**Written request:** In the entries that follow, count each line containing "disposable" and state the total, nothing more.

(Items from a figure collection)
* start *
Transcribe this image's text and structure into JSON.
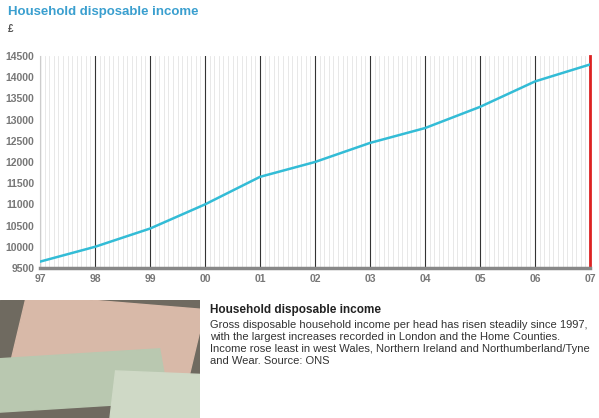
{
  "chart_data": {
    "type": "line",
    "title": "Household disposable income",
    "y_label": "£",
    "categories": [
      "97",
      "98",
      "99",
      "00",
      "01",
      "02",
      "03",
      "04",
      "05",
      "06",
      "07"
    ],
    "values": [
      9650,
      10000,
      10430,
      11000,
      11650,
      12000,
      12450,
      12800,
      13300,
      13900,
      14300
    ],
    "color": "#33bcd6",
    "ylim": [
      9500,
      14500
    ],
    "yticks": [
      9500,
      10000,
      10500,
      11000,
      11500,
      12000,
      12500,
      13000,
      13500,
      14000,
      14500
    ],
    "grid": true
  },
  "caption": {
    "heading": "Household disposable income",
    "text": "Gross disposable household income per head has risen steadily since 1997, with the largest increases recorded in London and the Home Counties. Income rose least in west Wales, Northern Ireland and Northumberland/Tyne and Wear. Source: ONS"
  }
}
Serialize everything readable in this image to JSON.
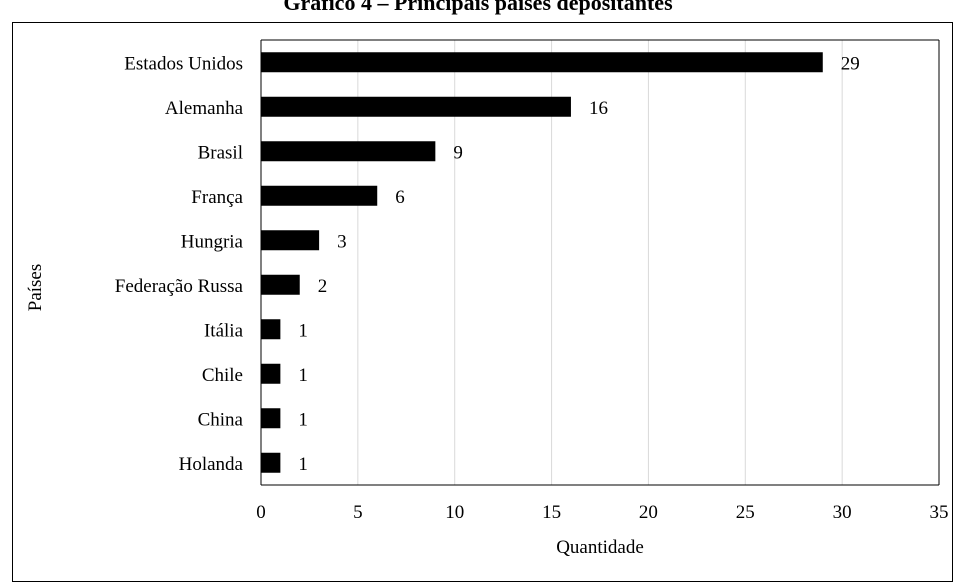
{
  "title": "Gráfico 4 – Principais países depositantes",
  "chart_data": {
    "type": "bar",
    "orientation": "horizontal",
    "categories": [
      "Estados Unidos",
      "Alemanha",
      "Brasil",
      "França",
      "Hungria",
      "Federação Russa",
      "Itália",
      "Chile",
      "China",
      "Holanda"
    ],
    "values": [
      29,
      16,
      9,
      6,
      3,
      2,
      1,
      1,
      1,
      1
    ],
    "xlabel": "Quantidade",
    "ylabel": "Países",
    "xlim": [
      0,
      35
    ],
    "x_ticks": [
      0,
      5,
      10,
      15,
      20,
      25,
      30,
      35
    ],
    "grid": true,
    "data_labels": true,
    "bar_color": "#000000",
    "grid_color": "#d9d9d9"
  }
}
* end *
**Solution to this exercise:** 3